Reproduce the listing verbatim.

INFORMATION SUPPLIED:
################
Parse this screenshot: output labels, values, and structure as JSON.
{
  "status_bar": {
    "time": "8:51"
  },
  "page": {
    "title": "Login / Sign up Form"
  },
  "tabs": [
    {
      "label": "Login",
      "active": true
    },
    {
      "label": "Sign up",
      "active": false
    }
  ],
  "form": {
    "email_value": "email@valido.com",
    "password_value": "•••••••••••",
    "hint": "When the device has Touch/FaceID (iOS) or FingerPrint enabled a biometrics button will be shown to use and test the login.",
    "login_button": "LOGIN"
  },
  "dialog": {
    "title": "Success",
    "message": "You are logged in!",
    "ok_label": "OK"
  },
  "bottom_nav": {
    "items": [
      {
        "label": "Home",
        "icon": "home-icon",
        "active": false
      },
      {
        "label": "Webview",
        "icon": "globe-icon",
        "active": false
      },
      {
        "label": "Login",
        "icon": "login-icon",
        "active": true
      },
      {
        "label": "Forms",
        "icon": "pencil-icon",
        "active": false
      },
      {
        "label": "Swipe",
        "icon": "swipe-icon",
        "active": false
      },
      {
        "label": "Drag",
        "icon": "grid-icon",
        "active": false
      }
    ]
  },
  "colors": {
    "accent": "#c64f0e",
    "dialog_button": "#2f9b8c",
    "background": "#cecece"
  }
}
################
RESULT OF THE EXERCISE:
Parse this screenshot: output labels, values, and structure as JSON.
{
  "status_bar": {
    "time": "8:51"
  },
  "page": {
    "title": "Login / Sign up Form"
  },
  "tabs": [
    {
      "label": "Login",
      "active": true
    },
    {
      "label": "Sign up",
      "active": false
    }
  ],
  "form": {
    "email_value": "email@valido.com",
    "password_value": "•••••••••••",
    "hint": "When the device has Touch/FaceID (iOS) or FingerPrint enabled a biometrics button will be shown to use and test the login.",
    "login_button": "LOGIN"
  },
  "dialog": {
    "title": "Success",
    "message": "You are logged in!",
    "ok_label": "OK"
  },
  "bottom_nav": {
    "items": [
      {
        "label": "Home",
        "icon": "home-icon",
        "active": false
      },
      {
        "label": "Webview",
        "icon": "globe-icon",
        "active": false
      },
      {
        "label": "Login",
        "icon": "login-icon",
        "active": true
      },
      {
        "label": "Forms",
        "icon": "pencil-icon",
        "active": false
      },
      {
        "label": "Swipe",
        "icon": "swipe-icon",
        "active": false
      },
      {
        "label": "Drag",
        "icon": "grid-icon",
        "active": false
      }
    ]
  },
  "colors": {
    "accent": "#c64f0e",
    "dialog_button": "#2f9b8c",
    "background": "#cecece"
  }
}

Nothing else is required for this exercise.